◆ **Your goal**
Locate and copy all lines bearing the word "benefits".

◆ **Listed entries**

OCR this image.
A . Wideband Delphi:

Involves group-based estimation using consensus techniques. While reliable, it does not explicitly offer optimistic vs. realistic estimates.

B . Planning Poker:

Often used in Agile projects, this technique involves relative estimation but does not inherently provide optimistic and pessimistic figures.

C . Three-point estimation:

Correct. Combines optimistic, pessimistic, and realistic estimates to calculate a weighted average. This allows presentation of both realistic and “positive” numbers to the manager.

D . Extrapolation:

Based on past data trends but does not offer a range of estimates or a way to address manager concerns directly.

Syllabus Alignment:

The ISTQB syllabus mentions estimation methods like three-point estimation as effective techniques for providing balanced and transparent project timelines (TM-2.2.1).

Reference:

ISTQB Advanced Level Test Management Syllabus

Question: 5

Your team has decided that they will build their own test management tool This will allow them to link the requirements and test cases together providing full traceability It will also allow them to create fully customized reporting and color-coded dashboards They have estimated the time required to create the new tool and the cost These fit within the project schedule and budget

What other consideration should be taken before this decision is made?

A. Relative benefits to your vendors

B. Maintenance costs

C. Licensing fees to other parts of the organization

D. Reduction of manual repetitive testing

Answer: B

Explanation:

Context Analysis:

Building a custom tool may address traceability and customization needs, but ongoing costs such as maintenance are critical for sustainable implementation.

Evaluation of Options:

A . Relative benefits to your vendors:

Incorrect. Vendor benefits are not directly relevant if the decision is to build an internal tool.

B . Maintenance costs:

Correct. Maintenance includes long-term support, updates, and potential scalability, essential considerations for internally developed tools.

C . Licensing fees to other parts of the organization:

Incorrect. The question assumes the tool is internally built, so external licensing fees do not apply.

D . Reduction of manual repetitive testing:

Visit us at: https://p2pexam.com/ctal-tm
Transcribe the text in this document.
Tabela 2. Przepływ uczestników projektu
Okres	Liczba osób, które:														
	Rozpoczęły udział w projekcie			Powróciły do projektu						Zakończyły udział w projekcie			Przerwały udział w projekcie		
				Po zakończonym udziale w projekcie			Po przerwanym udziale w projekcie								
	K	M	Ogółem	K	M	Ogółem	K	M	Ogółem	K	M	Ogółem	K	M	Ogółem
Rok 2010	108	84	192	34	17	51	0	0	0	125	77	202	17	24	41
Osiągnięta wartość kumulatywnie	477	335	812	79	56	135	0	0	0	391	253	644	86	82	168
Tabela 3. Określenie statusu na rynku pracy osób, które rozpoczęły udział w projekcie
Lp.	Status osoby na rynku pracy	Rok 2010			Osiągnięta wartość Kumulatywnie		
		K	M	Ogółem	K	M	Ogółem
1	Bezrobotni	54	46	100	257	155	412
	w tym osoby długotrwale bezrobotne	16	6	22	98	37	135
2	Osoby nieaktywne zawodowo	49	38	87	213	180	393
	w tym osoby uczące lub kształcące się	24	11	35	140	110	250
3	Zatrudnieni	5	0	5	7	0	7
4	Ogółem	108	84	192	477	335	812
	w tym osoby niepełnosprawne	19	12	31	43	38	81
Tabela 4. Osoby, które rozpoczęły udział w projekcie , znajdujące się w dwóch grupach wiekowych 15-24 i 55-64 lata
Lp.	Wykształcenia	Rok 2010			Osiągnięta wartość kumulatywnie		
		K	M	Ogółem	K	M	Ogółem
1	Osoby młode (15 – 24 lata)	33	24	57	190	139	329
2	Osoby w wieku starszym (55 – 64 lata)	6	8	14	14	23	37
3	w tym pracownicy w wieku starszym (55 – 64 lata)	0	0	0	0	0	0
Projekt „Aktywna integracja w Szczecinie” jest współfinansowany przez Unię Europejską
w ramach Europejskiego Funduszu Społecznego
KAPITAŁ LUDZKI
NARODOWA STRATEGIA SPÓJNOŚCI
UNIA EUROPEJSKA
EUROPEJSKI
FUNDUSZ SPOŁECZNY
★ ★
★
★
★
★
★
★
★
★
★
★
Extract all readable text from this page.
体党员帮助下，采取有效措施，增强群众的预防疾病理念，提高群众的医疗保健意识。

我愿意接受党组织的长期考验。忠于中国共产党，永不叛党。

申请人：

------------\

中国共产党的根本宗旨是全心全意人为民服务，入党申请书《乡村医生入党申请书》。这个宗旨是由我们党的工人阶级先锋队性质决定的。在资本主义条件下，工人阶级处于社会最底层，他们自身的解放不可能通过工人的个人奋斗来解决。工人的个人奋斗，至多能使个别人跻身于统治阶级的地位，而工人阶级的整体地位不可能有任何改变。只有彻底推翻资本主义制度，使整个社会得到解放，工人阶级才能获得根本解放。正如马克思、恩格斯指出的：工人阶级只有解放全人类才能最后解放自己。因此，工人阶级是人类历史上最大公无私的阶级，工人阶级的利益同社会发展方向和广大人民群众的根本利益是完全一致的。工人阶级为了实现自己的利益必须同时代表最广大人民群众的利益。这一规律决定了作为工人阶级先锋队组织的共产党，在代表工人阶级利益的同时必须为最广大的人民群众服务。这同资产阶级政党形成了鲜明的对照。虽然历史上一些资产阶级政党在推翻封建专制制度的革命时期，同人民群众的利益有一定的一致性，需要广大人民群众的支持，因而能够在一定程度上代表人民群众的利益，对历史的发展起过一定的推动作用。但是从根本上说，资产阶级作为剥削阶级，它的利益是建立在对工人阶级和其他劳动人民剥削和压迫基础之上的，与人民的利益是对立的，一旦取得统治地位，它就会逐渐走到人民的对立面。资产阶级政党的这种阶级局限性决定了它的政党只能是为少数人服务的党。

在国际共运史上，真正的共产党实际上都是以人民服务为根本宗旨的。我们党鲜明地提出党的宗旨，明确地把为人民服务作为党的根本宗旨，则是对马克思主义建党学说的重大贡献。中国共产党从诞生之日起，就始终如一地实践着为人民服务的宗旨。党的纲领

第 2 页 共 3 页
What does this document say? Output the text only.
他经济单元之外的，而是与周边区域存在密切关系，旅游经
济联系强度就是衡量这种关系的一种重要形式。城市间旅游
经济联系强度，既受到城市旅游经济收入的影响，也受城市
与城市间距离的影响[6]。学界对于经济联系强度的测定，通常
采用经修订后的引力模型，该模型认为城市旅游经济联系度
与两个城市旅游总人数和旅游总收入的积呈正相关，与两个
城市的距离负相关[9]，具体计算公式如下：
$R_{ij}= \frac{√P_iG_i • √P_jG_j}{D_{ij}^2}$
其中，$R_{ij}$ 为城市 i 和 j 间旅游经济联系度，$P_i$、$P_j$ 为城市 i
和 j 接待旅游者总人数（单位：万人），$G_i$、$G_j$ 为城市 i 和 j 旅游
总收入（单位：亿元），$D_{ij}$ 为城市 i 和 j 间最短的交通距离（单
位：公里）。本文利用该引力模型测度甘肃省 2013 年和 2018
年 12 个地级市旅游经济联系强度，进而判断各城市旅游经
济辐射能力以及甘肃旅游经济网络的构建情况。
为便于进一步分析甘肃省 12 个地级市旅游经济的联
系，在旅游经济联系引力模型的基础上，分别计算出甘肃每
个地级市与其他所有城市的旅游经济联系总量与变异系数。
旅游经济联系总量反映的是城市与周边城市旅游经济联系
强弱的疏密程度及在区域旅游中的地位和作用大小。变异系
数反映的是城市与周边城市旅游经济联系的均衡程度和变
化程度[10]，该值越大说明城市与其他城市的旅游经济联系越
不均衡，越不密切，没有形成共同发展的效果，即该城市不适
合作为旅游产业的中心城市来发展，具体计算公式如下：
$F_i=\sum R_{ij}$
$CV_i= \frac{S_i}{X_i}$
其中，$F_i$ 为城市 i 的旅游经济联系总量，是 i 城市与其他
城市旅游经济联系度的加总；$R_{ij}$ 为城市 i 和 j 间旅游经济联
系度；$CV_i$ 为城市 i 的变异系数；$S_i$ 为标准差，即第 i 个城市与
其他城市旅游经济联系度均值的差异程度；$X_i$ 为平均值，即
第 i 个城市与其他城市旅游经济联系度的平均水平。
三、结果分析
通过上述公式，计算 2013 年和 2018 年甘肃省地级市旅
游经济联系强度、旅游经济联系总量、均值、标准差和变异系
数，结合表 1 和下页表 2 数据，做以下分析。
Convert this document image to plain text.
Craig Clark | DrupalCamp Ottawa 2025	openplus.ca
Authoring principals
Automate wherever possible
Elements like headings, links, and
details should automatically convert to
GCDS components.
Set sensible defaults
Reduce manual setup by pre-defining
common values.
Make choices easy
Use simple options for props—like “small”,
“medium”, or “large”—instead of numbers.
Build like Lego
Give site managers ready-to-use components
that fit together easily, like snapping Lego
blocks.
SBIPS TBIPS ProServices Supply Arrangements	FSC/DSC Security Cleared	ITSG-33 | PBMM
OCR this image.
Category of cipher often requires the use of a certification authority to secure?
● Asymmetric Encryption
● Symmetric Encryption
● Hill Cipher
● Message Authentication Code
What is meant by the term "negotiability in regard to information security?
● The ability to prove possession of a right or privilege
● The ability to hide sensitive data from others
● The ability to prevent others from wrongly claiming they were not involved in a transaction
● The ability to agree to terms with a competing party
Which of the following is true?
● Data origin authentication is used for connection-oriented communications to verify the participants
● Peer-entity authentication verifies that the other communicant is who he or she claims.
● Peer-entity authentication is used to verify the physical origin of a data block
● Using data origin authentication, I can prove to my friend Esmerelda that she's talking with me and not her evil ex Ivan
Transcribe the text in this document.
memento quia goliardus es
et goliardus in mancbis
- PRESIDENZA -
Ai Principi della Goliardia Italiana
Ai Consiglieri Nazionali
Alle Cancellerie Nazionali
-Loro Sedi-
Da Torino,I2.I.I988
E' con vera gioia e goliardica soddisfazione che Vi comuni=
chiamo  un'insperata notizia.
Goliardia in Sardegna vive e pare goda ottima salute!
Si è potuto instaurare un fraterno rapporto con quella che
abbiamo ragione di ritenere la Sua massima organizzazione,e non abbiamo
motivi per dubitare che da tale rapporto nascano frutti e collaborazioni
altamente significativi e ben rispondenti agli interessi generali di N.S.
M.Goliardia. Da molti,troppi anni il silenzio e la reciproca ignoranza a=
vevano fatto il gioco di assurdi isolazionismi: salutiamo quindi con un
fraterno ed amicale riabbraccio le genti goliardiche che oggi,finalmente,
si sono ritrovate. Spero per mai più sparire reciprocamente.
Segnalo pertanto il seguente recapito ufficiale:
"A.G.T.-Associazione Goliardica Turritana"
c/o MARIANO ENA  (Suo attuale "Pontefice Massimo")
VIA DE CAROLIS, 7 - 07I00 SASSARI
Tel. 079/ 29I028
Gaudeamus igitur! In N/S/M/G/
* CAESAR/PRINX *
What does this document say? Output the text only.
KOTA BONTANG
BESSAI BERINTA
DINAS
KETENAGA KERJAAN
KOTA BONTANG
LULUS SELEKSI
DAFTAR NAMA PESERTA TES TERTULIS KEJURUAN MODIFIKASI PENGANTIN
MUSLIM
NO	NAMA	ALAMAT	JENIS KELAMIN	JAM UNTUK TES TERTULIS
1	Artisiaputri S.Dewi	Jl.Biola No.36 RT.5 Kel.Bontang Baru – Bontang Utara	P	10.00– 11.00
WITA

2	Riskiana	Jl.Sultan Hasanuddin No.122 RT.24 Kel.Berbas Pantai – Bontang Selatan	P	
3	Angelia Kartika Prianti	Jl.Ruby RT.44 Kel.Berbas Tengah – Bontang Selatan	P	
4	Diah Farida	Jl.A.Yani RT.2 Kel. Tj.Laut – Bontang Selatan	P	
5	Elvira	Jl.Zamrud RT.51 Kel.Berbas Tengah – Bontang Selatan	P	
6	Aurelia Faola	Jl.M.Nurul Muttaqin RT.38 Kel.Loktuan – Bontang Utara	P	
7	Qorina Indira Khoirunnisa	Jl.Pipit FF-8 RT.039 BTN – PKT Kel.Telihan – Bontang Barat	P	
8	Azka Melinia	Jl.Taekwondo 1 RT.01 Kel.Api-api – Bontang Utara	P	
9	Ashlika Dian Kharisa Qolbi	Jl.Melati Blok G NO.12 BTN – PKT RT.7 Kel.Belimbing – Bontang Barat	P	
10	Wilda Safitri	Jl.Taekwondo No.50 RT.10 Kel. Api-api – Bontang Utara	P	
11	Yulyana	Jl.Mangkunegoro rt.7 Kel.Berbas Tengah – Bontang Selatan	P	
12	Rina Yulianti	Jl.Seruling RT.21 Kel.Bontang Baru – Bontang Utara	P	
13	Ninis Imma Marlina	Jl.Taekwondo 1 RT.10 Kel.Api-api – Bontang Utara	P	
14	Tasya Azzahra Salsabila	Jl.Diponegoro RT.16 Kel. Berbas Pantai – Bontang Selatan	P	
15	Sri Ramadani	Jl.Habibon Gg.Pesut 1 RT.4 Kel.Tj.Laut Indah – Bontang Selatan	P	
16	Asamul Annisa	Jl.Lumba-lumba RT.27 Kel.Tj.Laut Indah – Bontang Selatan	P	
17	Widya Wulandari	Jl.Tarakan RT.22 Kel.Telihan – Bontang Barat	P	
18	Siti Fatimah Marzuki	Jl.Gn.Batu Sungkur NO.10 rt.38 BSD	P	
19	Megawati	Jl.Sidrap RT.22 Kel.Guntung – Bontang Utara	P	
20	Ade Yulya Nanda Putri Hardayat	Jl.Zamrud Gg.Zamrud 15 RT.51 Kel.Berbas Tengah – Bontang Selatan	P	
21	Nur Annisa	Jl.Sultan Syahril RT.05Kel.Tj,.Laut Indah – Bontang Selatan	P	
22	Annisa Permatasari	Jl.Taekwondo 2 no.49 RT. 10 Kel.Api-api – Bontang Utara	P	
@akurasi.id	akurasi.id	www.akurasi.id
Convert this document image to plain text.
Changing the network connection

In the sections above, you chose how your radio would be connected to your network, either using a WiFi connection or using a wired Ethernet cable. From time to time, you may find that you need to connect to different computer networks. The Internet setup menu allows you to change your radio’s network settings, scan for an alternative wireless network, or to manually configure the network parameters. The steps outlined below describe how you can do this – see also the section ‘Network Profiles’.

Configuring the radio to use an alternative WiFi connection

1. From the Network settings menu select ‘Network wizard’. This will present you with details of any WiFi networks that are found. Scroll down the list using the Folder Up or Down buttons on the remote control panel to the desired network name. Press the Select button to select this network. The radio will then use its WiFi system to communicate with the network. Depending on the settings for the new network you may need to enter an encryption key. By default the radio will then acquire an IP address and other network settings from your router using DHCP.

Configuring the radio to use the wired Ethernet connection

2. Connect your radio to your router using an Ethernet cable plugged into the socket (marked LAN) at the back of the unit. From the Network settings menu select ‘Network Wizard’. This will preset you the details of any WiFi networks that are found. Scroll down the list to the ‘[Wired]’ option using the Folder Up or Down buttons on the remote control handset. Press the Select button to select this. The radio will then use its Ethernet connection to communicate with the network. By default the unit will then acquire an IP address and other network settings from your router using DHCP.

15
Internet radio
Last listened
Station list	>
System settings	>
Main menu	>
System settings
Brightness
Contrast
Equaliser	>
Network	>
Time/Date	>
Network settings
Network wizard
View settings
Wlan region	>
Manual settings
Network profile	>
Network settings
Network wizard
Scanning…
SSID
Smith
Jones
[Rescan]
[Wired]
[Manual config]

◆ **Response to the exercise**
A. Relative benefits to your vendors
A . Relative benefits to your vendors:
Incorrect. Vendor benefits are not directly relevant if the decision is to build an internal tool.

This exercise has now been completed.